- To do
Gather every line of the entries that includes the word "eyelid".
[start Data supplied]
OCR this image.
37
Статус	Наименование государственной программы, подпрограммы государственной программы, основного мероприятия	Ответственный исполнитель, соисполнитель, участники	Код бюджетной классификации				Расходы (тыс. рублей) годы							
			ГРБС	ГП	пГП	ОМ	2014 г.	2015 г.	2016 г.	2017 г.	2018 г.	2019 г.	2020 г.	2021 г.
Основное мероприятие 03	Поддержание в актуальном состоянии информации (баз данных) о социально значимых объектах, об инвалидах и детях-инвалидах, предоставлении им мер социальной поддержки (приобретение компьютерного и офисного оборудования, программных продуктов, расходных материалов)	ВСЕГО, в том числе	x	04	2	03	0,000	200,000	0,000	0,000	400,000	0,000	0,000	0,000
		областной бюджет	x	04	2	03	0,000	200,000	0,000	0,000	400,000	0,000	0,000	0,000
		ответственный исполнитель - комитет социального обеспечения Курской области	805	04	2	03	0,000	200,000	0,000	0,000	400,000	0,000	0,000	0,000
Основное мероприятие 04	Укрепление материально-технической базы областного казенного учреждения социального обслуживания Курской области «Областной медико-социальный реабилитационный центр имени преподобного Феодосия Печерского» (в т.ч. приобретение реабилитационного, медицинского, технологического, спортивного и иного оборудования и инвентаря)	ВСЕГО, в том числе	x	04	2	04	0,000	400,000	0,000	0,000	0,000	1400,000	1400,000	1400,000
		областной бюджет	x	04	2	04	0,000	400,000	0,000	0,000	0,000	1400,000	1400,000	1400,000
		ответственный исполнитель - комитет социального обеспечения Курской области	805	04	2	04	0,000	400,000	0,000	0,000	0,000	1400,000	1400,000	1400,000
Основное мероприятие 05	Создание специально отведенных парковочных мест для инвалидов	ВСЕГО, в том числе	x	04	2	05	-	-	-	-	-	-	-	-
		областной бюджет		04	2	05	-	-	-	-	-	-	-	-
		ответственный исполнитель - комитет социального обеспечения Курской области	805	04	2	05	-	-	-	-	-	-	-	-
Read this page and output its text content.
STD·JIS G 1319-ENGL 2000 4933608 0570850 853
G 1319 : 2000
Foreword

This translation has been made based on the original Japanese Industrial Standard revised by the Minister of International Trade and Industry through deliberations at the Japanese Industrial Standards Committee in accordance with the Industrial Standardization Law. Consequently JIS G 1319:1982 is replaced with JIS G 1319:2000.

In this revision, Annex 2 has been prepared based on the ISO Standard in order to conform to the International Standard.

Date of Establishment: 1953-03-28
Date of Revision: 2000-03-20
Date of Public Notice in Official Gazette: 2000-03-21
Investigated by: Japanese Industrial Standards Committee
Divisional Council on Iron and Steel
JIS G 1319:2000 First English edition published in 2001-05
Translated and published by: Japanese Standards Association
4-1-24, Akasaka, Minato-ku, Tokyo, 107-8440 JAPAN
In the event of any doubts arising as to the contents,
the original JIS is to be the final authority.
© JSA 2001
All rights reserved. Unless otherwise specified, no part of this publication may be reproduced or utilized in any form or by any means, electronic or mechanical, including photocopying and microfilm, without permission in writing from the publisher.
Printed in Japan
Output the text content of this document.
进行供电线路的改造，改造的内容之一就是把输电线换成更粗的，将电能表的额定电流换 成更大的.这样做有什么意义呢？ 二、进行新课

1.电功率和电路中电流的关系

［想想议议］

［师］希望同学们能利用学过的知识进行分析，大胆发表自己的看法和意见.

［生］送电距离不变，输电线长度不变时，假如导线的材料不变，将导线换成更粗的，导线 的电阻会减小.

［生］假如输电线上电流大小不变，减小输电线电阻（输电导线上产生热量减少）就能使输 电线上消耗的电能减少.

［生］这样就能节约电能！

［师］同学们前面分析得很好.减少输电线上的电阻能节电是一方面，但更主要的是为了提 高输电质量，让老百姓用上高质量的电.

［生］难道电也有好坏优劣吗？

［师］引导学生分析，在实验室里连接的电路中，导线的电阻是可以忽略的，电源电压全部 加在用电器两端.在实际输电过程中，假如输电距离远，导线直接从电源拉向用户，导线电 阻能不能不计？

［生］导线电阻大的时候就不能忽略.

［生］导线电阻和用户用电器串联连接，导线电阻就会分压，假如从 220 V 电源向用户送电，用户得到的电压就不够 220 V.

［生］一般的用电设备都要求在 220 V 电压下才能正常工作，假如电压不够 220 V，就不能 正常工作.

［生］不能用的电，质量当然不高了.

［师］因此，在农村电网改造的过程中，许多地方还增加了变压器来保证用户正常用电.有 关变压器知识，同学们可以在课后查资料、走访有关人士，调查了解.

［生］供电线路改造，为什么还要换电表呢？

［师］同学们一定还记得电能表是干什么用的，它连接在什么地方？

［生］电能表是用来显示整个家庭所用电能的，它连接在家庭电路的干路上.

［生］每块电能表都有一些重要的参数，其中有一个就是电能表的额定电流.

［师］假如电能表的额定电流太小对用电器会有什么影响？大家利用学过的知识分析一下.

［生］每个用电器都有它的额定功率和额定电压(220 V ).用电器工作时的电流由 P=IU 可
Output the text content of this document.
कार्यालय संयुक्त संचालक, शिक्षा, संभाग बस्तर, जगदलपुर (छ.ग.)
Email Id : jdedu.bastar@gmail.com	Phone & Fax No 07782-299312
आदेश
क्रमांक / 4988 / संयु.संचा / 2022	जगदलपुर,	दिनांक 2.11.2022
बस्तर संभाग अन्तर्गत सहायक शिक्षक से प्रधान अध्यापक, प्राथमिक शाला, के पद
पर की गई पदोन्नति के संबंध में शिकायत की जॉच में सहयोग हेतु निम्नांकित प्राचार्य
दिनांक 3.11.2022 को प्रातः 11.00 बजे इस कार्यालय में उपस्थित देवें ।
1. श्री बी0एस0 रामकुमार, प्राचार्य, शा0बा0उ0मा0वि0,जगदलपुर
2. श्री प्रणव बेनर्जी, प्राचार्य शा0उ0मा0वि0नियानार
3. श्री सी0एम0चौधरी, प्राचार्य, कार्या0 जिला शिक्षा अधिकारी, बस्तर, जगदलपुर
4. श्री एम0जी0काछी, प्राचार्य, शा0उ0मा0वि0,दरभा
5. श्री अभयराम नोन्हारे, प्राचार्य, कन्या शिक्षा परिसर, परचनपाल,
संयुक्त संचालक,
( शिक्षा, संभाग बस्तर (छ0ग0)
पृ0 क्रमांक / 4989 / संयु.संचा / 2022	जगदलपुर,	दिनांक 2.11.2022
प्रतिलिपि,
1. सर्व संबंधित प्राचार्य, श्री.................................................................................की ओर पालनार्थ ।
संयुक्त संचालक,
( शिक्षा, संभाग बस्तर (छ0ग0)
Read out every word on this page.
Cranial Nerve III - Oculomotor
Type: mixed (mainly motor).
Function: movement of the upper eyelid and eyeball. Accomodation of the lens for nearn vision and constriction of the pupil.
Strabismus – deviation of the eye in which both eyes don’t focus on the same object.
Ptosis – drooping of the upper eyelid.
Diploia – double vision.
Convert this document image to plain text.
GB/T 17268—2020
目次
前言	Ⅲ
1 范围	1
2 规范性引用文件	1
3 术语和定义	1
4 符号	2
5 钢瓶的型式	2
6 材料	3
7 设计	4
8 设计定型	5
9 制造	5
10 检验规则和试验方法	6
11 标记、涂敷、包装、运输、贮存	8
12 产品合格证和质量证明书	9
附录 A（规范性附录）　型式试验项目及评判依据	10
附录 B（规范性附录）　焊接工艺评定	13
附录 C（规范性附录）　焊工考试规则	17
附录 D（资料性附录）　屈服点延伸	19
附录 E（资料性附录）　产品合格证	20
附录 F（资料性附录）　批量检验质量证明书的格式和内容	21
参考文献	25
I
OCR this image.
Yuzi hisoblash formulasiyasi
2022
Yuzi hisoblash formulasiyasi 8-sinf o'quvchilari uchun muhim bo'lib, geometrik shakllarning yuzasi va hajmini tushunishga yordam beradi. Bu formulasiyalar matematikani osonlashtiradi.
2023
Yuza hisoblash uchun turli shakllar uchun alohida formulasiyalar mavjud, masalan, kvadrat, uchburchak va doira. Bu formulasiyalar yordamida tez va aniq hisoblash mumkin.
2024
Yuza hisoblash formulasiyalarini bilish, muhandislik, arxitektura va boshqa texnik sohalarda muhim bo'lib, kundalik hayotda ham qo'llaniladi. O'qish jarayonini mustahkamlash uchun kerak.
[end Data supplied]
- Solution to the problem
Function: movement of the upper eyelid and eyeball. Accomodation of the lens for nearn vision and constriction of the pupil.
Ptosis – drooping of the upper eyelid.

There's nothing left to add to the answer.